JOB:
In the data that follows, count every line holding the string "accMCEmail" and give the count alone.

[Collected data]
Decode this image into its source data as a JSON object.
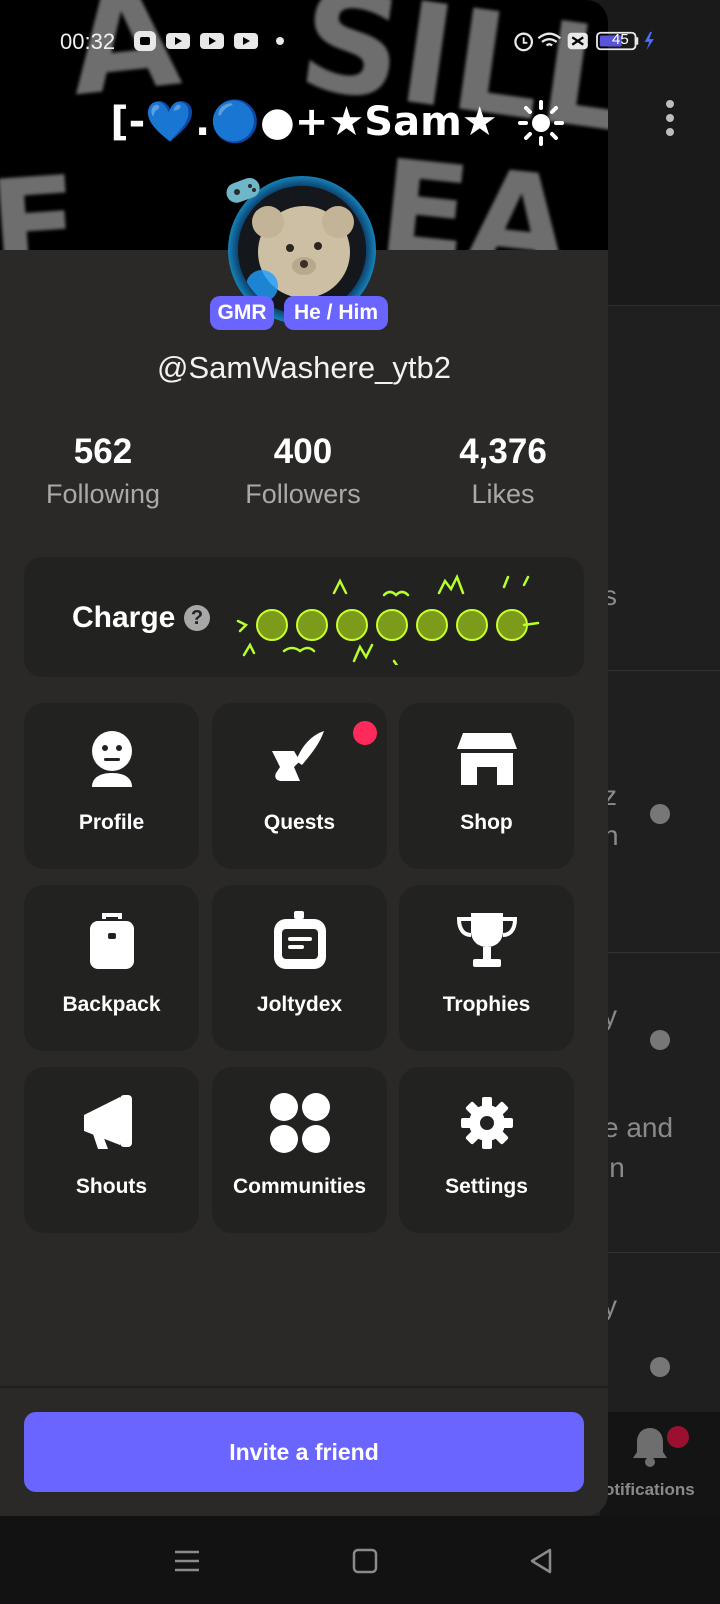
{
  "status_bar": {
    "time": "00:32",
    "battery": "45"
  },
  "background": {
    "partial_texts": [
      "s",
      "z",
      "n",
      "y",
      "e and",
      "in",
      "y"
    ],
    "notifications_label": "otifications"
  },
  "profile": {
    "display_name": "[-💙.🔵●+★Sam★",
    "tags": [
      "GMR",
      "He / Him"
    ],
    "username": "@SamWashere_ytb2",
    "stats": [
      {
        "value": "562",
        "label": "Following"
      },
      {
        "value": "400",
        "label": "Followers"
      },
      {
        "value": "4,376",
        "label": "Likes"
      }
    ],
    "charge_label": "Charge",
    "charge_help": "?"
  },
  "menu": [
    {
      "label": "Profile",
      "icon": "profile-icon"
    },
    {
      "label": "Quests",
      "icon": "quests-icon",
      "badge": true
    },
    {
      "label": "Shop",
      "icon": "shop-icon"
    },
    {
      "label": "Backpack",
      "icon": "backpack-icon"
    },
    {
      "label": "Joltydex",
      "icon": "joltydex-icon"
    },
    {
      "label": "Trophies",
      "icon": "trophy-icon"
    },
    {
      "label": "Shouts",
      "icon": "megaphone-icon"
    },
    {
      "label": "Communities",
      "icon": "communities-icon"
    },
    {
      "label": "Settings",
      "icon": "gear-icon"
    }
  ],
  "invite_label": "Invite a friend",
  "colors": {
    "accent": "#6b65ff",
    "badge": "#ff2a5c",
    "drawer_bg": "#2a2927",
    "tile_bg": "#222220"
  }
}
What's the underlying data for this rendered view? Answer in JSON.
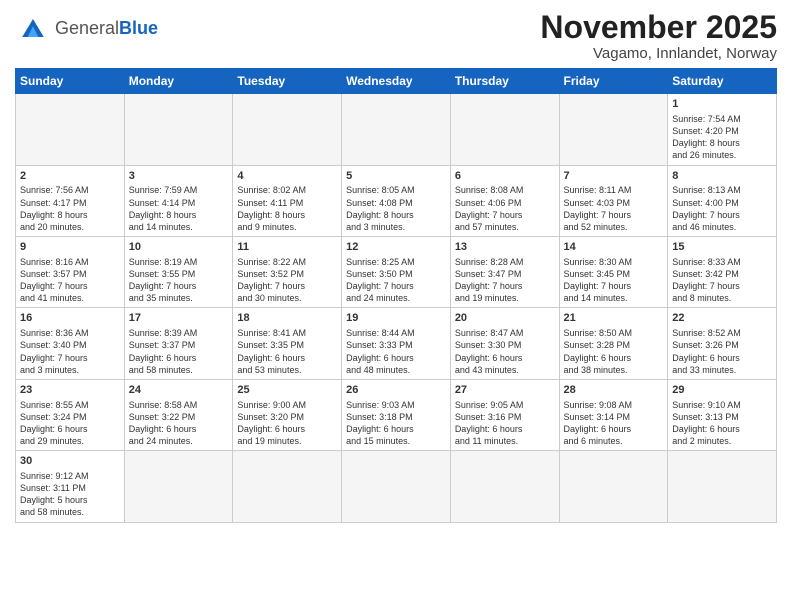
{
  "header": {
    "logo_general": "General",
    "logo_blue": "Blue",
    "month_title": "November 2025",
    "subtitle": "Vagamo, Innlandet, Norway"
  },
  "weekdays": [
    "Sunday",
    "Monday",
    "Tuesday",
    "Wednesday",
    "Thursday",
    "Friday",
    "Saturday"
  ],
  "weeks": [
    [
      {
        "day": "",
        "info": ""
      },
      {
        "day": "",
        "info": ""
      },
      {
        "day": "",
        "info": ""
      },
      {
        "day": "",
        "info": ""
      },
      {
        "day": "",
        "info": ""
      },
      {
        "day": "",
        "info": ""
      },
      {
        "day": "1",
        "info": "Sunrise: 7:54 AM\nSunset: 4:20 PM\nDaylight: 8 hours\nand 26 minutes."
      }
    ],
    [
      {
        "day": "2",
        "info": "Sunrise: 7:56 AM\nSunset: 4:17 PM\nDaylight: 8 hours\nand 20 minutes."
      },
      {
        "day": "3",
        "info": "Sunrise: 7:59 AM\nSunset: 4:14 PM\nDaylight: 8 hours\nand 14 minutes."
      },
      {
        "day": "4",
        "info": "Sunrise: 8:02 AM\nSunset: 4:11 PM\nDaylight: 8 hours\nand 9 minutes."
      },
      {
        "day": "5",
        "info": "Sunrise: 8:05 AM\nSunset: 4:08 PM\nDaylight: 8 hours\nand 3 minutes."
      },
      {
        "day": "6",
        "info": "Sunrise: 8:08 AM\nSunset: 4:06 PM\nDaylight: 7 hours\nand 57 minutes."
      },
      {
        "day": "7",
        "info": "Sunrise: 8:11 AM\nSunset: 4:03 PM\nDaylight: 7 hours\nand 52 minutes."
      },
      {
        "day": "8",
        "info": "Sunrise: 8:13 AM\nSunset: 4:00 PM\nDaylight: 7 hours\nand 46 minutes."
      }
    ],
    [
      {
        "day": "9",
        "info": "Sunrise: 8:16 AM\nSunset: 3:57 PM\nDaylight: 7 hours\nand 41 minutes."
      },
      {
        "day": "10",
        "info": "Sunrise: 8:19 AM\nSunset: 3:55 PM\nDaylight: 7 hours\nand 35 minutes."
      },
      {
        "day": "11",
        "info": "Sunrise: 8:22 AM\nSunset: 3:52 PM\nDaylight: 7 hours\nand 30 minutes."
      },
      {
        "day": "12",
        "info": "Sunrise: 8:25 AM\nSunset: 3:50 PM\nDaylight: 7 hours\nand 24 minutes."
      },
      {
        "day": "13",
        "info": "Sunrise: 8:28 AM\nSunset: 3:47 PM\nDaylight: 7 hours\nand 19 minutes."
      },
      {
        "day": "14",
        "info": "Sunrise: 8:30 AM\nSunset: 3:45 PM\nDaylight: 7 hours\nand 14 minutes."
      },
      {
        "day": "15",
        "info": "Sunrise: 8:33 AM\nSunset: 3:42 PM\nDaylight: 7 hours\nand 8 minutes."
      }
    ],
    [
      {
        "day": "16",
        "info": "Sunrise: 8:36 AM\nSunset: 3:40 PM\nDaylight: 7 hours\nand 3 minutes."
      },
      {
        "day": "17",
        "info": "Sunrise: 8:39 AM\nSunset: 3:37 PM\nDaylight: 6 hours\nand 58 minutes."
      },
      {
        "day": "18",
        "info": "Sunrise: 8:41 AM\nSunset: 3:35 PM\nDaylight: 6 hours\nand 53 minutes."
      },
      {
        "day": "19",
        "info": "Sunrise: 8:44 AM\nSunset: 3:33 PM\nDaylight: 6 hours\nand 48 minutes."
      },
      {
        "day": "20",
        "info": "Sunrise: 8:47 AM\nSunset: 3:30 PM\nDaylight: 6 hours\nand 43 minutes."
      },
      {
        "day": "21",
        "info": "Sunrise: 8:50 AM\nSunset: 3:28 PM\nDaylight: 6 hours\nand 38 minutes."
      },
      {
        "day": "22",
        "info": "Sunrise: 8:52 AM\nSunset: 3:26 PM\nDaylight: 6 hours\nand 33 minutes."
      }
    ],
    [
      {
        "day": "23",
        "info": "Sunrise: 8:55 AM\nSunset: 3:24 PM\nDaylight: 6 hours\nand 29 minutes."
      },
      {
        "day": "24",
        "info": "Sunrise: 8:58 AM\nSunset: 3:22 PM\nDaylight: 6 hours\nand 24 minutes."
      },
      {
        "day": "25",
        "info": "Sunrise: 9:00 AM\nSunset: 3:20 PM\nDaylight: 6 hours\nand 19 minutes."
      },
      {
        "day": "26",
        "info": "Sunrise: 9:03 AM\nSunset: 3:18 PM\nDaylight: 6 hours\nand 15 minutes."
      },
      {
        "day": "27",
        "info": "Sunrise: 9:05 AM\nSunset: 3:16 PM\nDaylight: 6 hours\nand 11 minutes."
      },
      {
        "day": "28",
        "info": "Sunrise: 9:08 AM\nSunset: 3:14 PM\nDaylight: 6 hours\nand 6 minutes."
      },
      {
        "day": "29",
        "info": "Sunrise: 9:10 AM\nSunset: 3:13 PM\nDaylight: 6 hours\nand 2 minutes."
      }
    ],
    [
      {
        "day": "30",
        "info": "Sunrise: 9:12 AM\nSunset: 3:11 PM\nDaylight: 5 hours\nand 58 minutes."
      },
      {
        "day": "",
        "info": ""
      },
      {
        "day": "",
        "info": ""
      },
      {
        "day": "",
        "info": ""
      },
      {
        "day": "",
        "info": ""
      },
      {
        "day": "",
        "info": ""
      },
      {
        "day": "",
        "info": ""
      }
    ]
  ]
}
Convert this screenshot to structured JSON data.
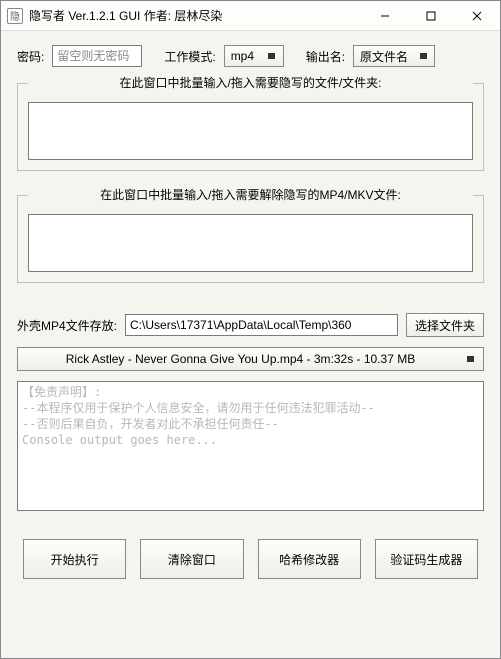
{
  "window": {
    "title": "隐写者 Ver.1.2.1 GUI 作者: 层林尽染"
  },
  "row1": {
    "password_label": "密码:",
    "password_placeholder": "留空则无密码",
    "mode_label": "工作模式:",
    "mode_value": "mp4",
    "output_label": "输出名:",
    "output_value": "原文件名"
  },
  "group_hide": {
    "caption": "在此窗口中批量输入/拖入需要隐写的文件/文件夹:"
  },
  "group_reveal": {
    "caption": "在此窗口中批量输入/拖入需要解除隐写的MP4/MKV文件:"
  },
  "shell": {
    "label": "外壳MP4文件存放:",
    "path": "C:\\Users\\17371\\AppData\\Local\\Temp\\360",
    "browse": "选择文件夹"
  },
  "file_combo": "Rick Astley - Never Gonna Give You Up.mp4 - 3m:32s - 10.37 MB",
  "console": "【免责声明】:\n--本程序仅用于保护个人信息安全，请勿用于任何违法犯罪活动--\n--否则后果自负，开发者对此不承担任何责任--\nConsole output goes here...",
  "buttons": {
    "start": "开始执行",
    "clear": "清除窗口",
    "hash": "哈希修改器",
    "verify": "验证码生成器"
  }
}
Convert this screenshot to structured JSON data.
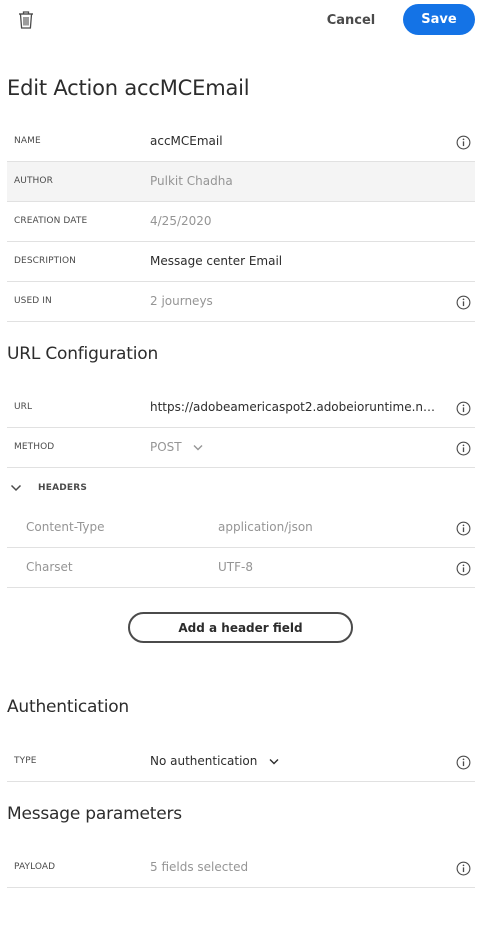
{
  "toolbar": {
    "cancel_label": "Cancel",
    "save_label": "Save"
  },
  "page_title": "Edit Action accMCEmail",
  "details": {
    "name": {
      "label": "NAME",
      "value": "accMCEmail"
    },
    "author": {
      "label": "AUTHOR",
      "value": "Pulkit Chadha"
    },
    "creation_date": {
      "label": "CREATION DATE",
      "value": "4/25/2020"
    },
    "description": {
      "label": "DESCRIPTION",
      "value": "Message center Email"
    },
    "used_in": {
      "label": "USED IN",
      "value": "2 journeys"
    }
  },
  "url_config": {
    "title": "URL Configuration",
    "url": {
      "label": "URL",
      "value": "https://adobeamericaspot2.adobeioruntime.ne..."
    },
    "method": {
      "label": "METHOD",
      "value": "POST"
    },
    "headers_label": "HEADERS",
    "headers": [
      {
        "key": "Content-Type",
        "value": "application/json"
      },
      {
        "key": "Charset",
        "value": "UTF-8"
      }
    ],
    "add_header_label": "Add a header field"
  },
  "authentication": {
    "title": "Authentication",
    "type": {
      "label": "TYPE",
      "value": "No authentication"
    }
  },
  "message_parameters": {
    "title": "Message parameters",
    "payload": {
      "label": "PAYLOAD",
      "value": "5 fields selected"
    }
  },
  "colors": {
    "accent": "#1473e6",
    "text": "#2c2c2c",
    "muted": "#959595",
    "divider": "#e1e1e1",
    "shaded_row": "#f4f4f4"
  },
  "icons": [
    "trash-icon",
    "info-icon",
    "chevron-down-icon"
  ]
}
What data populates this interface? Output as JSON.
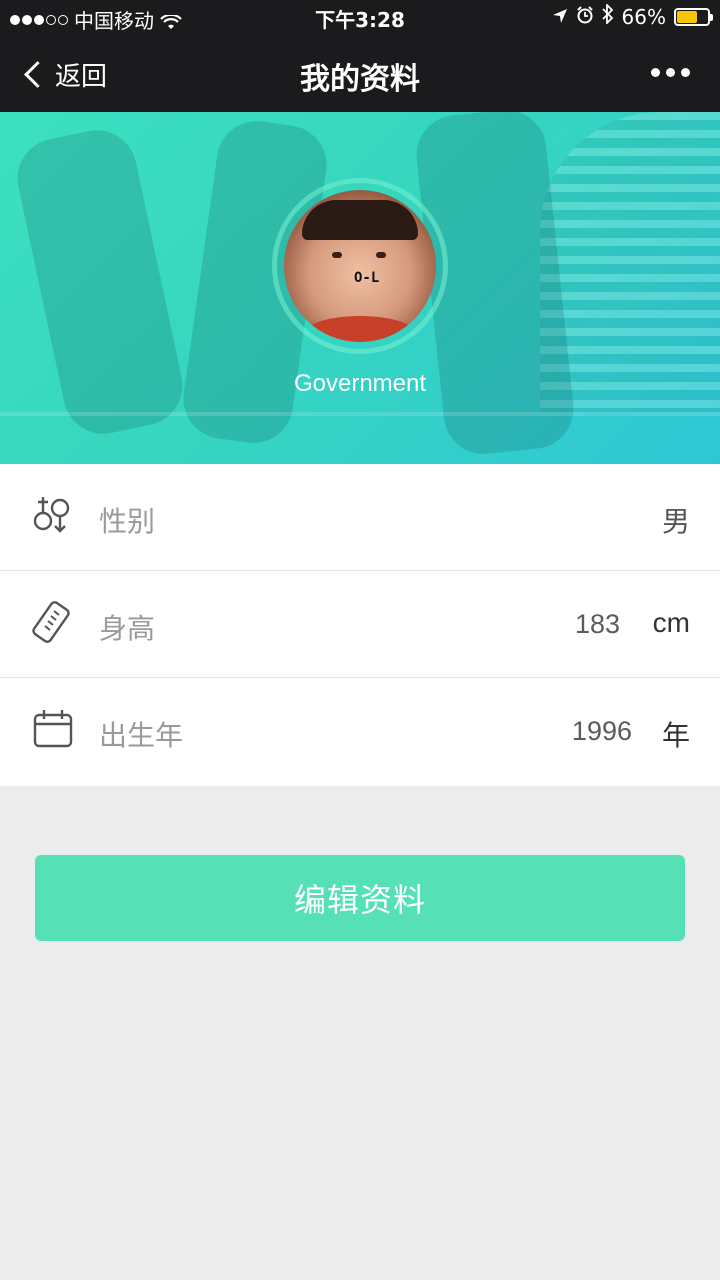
{
  "status_bar": {
    "carrier": "中国移动",
    "time": "下午3:28",
    "battery": "66%",
    "battery_level": 0.66,
    "signal_dots": [
      true,
      true,
      true,
      false,
      false
    ]
  },
  "nav": {
    "back_label": "返回",
    "title": "我的资料"
  },
  "profile": {
    "username": "Government",
    "avatar_mark": "O-L"
  },
  "rows": [
    {
      "icon": "gender-icon",
      "label": "性别",
      "value": "男",
      "unit": ""
    },
    {
      "icon": "ruler-icon",
      "label": "身高",
      "value": "183",
      "unit": "cm"
    },
    {
      "icon": "calendar-icon",
      "label": "出生年",
      "value": "1996",
      "unit": "年"
    }
  ],
  "edit_button": {
    "label": "编辑资料"
  },
  "colors": {
    "nav_bg": "#1b1b1d",
    "accent": "#55e0b5",
    "hero_start": "#3de0c0",
    "hero_end": "#2fc7d6",
    "battery": "#f7c600"
  }
}
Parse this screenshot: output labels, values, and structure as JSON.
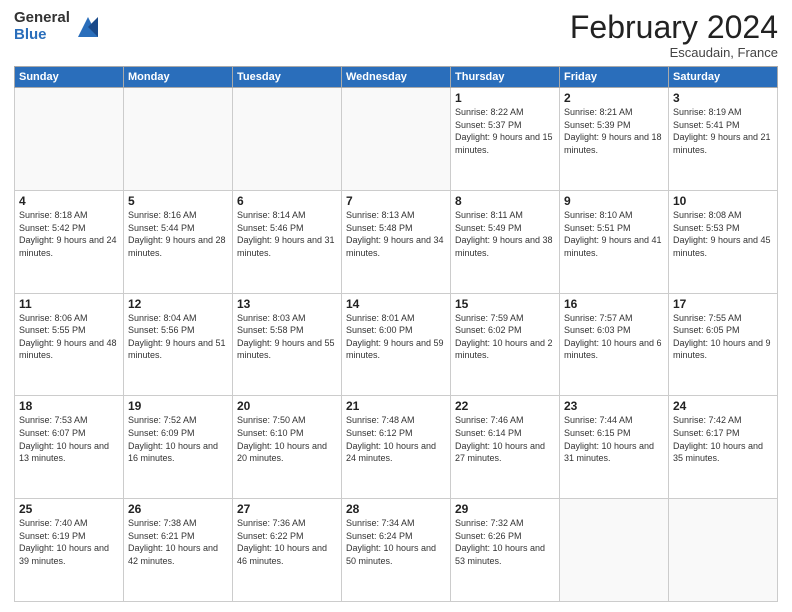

FULL SOLUTION:
2